---------- PROVIDED ENTRIES ----------

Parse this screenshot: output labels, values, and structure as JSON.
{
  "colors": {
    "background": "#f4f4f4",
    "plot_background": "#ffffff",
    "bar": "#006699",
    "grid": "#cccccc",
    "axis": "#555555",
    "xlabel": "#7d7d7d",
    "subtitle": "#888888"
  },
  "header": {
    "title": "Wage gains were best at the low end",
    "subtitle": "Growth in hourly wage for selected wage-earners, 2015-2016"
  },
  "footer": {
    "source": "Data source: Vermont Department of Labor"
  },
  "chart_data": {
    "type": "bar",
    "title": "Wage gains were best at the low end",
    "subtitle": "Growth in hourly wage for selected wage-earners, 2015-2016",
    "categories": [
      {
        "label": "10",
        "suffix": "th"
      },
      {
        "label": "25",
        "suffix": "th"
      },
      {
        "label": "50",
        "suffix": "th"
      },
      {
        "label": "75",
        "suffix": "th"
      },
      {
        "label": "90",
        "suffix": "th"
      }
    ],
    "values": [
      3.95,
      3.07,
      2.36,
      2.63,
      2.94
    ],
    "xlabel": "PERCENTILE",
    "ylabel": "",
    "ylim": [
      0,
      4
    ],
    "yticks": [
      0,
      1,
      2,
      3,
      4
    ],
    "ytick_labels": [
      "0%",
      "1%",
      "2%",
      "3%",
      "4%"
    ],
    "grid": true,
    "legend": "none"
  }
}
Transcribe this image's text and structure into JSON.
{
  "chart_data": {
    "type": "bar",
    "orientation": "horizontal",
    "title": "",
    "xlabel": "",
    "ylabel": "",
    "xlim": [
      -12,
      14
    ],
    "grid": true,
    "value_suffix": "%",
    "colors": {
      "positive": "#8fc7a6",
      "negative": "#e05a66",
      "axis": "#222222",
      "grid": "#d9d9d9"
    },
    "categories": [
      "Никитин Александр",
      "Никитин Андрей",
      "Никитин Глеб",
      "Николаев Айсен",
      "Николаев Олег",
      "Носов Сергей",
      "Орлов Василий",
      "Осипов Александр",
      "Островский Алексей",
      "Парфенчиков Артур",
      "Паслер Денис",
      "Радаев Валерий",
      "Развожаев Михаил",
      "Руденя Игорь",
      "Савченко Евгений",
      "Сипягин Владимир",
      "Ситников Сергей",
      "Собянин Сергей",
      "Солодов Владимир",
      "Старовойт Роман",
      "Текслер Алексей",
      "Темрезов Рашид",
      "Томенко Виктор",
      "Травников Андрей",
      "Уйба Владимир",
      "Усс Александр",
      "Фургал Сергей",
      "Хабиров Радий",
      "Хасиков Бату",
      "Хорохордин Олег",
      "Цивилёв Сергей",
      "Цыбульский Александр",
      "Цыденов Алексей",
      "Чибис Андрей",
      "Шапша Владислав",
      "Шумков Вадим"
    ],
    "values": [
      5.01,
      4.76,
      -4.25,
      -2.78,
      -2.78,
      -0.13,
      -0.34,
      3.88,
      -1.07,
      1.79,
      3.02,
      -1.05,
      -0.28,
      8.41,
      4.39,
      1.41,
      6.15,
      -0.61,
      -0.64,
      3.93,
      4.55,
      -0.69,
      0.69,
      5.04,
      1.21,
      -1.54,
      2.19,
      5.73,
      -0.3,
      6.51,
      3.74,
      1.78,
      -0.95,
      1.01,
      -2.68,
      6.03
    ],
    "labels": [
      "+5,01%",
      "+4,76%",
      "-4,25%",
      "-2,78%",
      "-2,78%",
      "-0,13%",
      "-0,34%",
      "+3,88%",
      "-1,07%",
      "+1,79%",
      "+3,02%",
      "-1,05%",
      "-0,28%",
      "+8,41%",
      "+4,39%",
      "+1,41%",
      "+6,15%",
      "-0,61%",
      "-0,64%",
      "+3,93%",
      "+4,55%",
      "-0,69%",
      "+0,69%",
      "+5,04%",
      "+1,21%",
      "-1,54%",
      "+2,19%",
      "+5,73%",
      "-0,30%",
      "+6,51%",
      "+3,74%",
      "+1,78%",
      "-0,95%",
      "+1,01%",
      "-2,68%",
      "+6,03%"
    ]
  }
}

----------

— AIM OF THE EXERCISE —
Retype the entries exactly, including every line.

— EXERCISE OUTPUT —
Parse this screenshot: output labels, values, and structure as JSON.
{
  "colors": {
    "background": "#f4f4f4",
    "plot_background": "#ffffff",
    "bar": "#006699",
    "grid": "#cccccc",
    "axis": "#555555",
    "xlabel": "#7d7d7d",
    "subtitle": "#888888"
  },
  "header": {
    "title": "Wage gains were best at the low end",
    "subtitle": "Growth in hourly wage for selected wage-earners, 2015-2016"
  },
  "footer": {
    "source": "Data source: Vermont Department of Labor"
  },
  "chart_data": {
    "type": "bar",
    "title": "Wage gains were best at the low end",
    "subtitle": "Growth in hourly wage for selected wage-earners, 2015-2016",
    "categories": [
      {
        "label": "10",
        "suffix": "th"
      },
      {
        "label": "25",
        "suffix": "th"
      },
      {
        "label": "50",
        "suffix": "th"
      },
      {
        "label": "75",
        "suffix": "th"
      },
      {
        "label": "90",
        "suffix": "th"
      }
    ],
    "values": [
      3.95,
      3.07,
      2.36,
      2.63,
      2.94
    ],
    "xlabel": "PERCENTILE",
    "ylabel": "",
    "ylim": [
      0,
      4
    ],
    "yticks": [
      0,
      1,
      2,
      3,
      4
    ],
    "ytick_labels": [
      "0%",
      "1%",
      "2%",
      "3%",
      "4%"
    ],
    "grid": true,
    "legend": "none"
  }
}
Transcribe this image's text and structure into JSON.
{
  "chart_data": {
    "type": "bar",
    "orientation": "horizontal",
    "title": "",
    "xlabel": "",
    "ylabel": "",
    "xlim": [
      -12,
      14
    ],
    "grid": true,
    "value_suffix": "%",
    "colors": {
      "positive": "#8fc7a6",
      "negative": "#e05a66",
      "axis": "#222222",
      "grid": "#d9d9d9"
    },
    "categories": [
      "Никитин Александр",
      "Никитин Андрей",
      "Никитин Глеб",
      "Николаев Айсен",
      "Николаев Олег",
      "Носов Сергей",
      "Орлов Василий",
      "Осипов Александр",
      "Островский Алексей",
      "Парфенчиков Артур",
      "Паслер Денис",
      "Радаев Валерий",
      "Развожаев Михаил",
      "Руденя Игорь",
      "Савченко Евгений",
      "Сипягин Владимир",
      "Ситников Сергей",
      "Собянин Сергей",
      "Солодов Владимир",
      "Старовойт Роман",
      "Текслер Алексей",
      "Темрезов Рашид",
      "Томенко Виктор",
      "Травников Андрей",
      "Уйба Владимир",
      "Усс Александр",
      "Фургал Сергей",
      "Хабиров Радий",
      "Хасиков Бату",
      "Хорохордин Олег",
      "Цивилёв Сергей",
      "Цыбульский Александр",
      "Цыденов Алексей",
      "Чибис Андрей",
      "Шапша Владислав",
      "Шумков Вадим"
    ],
    "values": [
      5.01,
      4.76,
      -4.25,
      -2.78,
      -2.78,
      -0.13,
      -0.34,
      3.88,
      -1.07,
      1.79,
      3.02,
      -1.05,
      -0.28,
      8.41,
      4.39,
      1.41,
      6.15,
      -0.61,
      -0.64,
      3.93,
      4.55,
      -0.69,
      0.69,
      5.04,
      1.21,
      -1.54,
      2.19,
      5.73,
      -0.3,
      6.51,
      3.74,
      1.78,
      -0.95,
      1.01,
      -2.68,
      6.03
    ],
    "labels": [
      "+5,01%",
      "+4,76%",
      "-4,25%",
      "-2,78%",
      "-2,78%",
      "-0,13%",
      "-0,34%",
      "+3,88%",
      "-1,07%",
      "+1,79%",
      "+3,02%",
      "-1,05%",
      "-0,28%",
      "+8,41%",
      "+4,39%",
      "+1,41%",
      "+6,15%",
      "-0,61%",
      "-0,64%",
      "+3,93%",
      "+4,55%",
      "-0,69%",
      "+0,69%",
      "+5,04%",
      "+1,21%",
      "-1,54%",
      "+2,19%",
      "+5,73%",
      "-0,30%",
      "+6,51%",
      "+3,74%",
      "+1,78%",
      "-0,95%",
      "+1,01%",
      "-2,68%",
      "+6,03%"
    ]
  }
}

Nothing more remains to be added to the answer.